# TASK DESCRIPTION
Tell how many lines carry the word "wall"; the reply is the number and nothing else.

# DATA SHOWN
--- begin ---

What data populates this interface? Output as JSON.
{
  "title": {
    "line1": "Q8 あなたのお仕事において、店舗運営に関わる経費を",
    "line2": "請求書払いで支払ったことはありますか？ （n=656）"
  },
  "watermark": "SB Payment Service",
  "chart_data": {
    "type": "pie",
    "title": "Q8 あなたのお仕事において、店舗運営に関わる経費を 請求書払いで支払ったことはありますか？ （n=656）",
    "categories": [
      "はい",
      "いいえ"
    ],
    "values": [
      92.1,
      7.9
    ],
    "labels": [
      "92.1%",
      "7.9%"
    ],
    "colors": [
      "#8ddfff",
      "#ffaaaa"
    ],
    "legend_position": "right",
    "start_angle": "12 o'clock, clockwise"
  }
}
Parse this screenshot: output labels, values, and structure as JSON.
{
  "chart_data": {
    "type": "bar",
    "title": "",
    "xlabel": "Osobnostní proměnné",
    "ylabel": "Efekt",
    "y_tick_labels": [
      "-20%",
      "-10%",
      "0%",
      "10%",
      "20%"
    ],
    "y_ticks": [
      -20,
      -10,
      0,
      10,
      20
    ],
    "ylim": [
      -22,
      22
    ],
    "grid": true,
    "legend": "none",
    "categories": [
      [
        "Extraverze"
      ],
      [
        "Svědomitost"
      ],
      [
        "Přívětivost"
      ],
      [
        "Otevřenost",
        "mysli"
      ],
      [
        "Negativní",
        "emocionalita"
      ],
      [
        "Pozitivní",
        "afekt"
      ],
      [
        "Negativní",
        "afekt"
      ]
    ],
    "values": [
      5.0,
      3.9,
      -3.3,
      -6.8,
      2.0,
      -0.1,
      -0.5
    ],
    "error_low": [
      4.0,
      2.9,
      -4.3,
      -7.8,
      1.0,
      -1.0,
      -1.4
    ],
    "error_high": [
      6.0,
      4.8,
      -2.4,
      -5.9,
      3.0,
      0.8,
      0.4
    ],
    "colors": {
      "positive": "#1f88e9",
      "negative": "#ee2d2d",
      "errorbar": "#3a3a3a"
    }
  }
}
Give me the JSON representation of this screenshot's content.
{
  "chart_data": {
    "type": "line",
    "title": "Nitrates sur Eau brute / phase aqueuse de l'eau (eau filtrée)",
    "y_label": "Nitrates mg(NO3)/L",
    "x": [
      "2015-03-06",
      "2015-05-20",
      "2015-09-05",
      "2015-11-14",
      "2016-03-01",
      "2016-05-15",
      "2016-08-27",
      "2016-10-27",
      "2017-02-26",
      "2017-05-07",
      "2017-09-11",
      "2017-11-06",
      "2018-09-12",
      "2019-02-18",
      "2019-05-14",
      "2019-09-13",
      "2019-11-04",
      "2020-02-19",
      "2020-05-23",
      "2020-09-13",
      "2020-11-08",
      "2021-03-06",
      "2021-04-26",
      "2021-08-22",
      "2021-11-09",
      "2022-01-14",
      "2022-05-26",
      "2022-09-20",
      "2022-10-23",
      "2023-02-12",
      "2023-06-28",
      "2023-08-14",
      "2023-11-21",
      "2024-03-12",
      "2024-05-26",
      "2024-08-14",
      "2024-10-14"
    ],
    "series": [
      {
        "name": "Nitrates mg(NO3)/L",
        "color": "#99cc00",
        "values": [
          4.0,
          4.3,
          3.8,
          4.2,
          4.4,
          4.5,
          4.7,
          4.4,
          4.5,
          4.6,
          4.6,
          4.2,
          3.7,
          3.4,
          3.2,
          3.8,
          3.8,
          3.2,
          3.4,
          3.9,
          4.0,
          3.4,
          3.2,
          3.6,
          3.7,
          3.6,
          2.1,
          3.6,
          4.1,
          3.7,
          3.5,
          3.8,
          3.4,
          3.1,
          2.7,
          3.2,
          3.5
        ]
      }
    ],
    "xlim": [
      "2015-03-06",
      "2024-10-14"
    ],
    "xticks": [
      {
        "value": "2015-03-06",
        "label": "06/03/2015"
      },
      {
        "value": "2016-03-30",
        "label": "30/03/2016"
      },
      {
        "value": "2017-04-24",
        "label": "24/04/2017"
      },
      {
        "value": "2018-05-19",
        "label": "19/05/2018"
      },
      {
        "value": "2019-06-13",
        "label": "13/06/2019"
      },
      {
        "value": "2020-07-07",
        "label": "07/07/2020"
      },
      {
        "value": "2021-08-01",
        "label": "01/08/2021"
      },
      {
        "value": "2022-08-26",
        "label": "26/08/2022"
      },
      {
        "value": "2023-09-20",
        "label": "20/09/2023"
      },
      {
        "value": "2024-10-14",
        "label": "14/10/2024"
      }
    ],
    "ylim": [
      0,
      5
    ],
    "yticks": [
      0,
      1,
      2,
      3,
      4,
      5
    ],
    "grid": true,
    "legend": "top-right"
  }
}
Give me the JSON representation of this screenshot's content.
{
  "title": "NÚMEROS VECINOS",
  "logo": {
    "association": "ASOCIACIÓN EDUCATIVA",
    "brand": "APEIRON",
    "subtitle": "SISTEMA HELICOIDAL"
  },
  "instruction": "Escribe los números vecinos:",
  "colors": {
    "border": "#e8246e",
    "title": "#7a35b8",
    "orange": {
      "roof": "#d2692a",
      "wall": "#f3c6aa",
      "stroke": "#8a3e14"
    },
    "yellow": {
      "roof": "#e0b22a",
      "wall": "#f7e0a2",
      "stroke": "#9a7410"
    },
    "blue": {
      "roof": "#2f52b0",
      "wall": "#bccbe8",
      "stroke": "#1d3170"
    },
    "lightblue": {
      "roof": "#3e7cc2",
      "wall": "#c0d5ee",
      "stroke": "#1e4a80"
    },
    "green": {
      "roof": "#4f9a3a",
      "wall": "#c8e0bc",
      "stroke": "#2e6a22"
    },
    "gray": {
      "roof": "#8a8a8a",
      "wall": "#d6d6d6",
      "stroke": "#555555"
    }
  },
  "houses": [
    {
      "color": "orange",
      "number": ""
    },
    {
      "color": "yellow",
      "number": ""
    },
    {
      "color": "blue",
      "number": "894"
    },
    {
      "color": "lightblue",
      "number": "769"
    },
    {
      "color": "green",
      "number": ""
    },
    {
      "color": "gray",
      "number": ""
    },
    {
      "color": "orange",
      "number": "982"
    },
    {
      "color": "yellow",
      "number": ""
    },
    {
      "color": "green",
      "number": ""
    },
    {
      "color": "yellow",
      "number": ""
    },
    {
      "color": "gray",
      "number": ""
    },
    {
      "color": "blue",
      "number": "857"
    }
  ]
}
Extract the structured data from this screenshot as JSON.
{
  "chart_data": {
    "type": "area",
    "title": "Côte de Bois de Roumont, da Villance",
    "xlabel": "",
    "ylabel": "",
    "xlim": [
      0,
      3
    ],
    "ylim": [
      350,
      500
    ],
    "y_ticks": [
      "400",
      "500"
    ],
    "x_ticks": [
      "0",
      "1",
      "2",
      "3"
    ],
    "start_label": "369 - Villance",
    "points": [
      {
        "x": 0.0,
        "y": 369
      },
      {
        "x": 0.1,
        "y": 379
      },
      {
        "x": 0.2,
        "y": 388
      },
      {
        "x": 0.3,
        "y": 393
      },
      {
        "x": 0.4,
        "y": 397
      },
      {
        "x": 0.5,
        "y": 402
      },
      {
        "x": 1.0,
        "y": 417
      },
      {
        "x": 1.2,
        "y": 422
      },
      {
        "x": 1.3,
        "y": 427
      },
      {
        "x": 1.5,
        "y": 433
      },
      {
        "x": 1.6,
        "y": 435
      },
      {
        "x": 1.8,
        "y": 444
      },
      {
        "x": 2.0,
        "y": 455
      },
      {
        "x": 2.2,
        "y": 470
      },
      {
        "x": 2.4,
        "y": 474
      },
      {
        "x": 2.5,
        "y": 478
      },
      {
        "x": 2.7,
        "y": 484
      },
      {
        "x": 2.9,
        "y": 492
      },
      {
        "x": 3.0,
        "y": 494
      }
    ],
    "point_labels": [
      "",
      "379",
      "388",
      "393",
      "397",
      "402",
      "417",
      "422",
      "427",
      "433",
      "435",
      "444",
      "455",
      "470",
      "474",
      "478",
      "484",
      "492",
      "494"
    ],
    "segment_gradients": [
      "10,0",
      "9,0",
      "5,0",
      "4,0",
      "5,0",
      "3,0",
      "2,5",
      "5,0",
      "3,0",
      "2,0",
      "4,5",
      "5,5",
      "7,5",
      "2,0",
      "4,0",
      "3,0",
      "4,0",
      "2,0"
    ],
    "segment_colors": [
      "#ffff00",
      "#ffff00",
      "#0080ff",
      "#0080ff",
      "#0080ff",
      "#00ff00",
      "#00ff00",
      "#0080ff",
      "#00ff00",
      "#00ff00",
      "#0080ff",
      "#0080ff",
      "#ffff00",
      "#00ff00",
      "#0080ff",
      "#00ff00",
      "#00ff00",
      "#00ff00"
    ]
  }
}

--- end ---

# ANSWER TO THIS TASK
6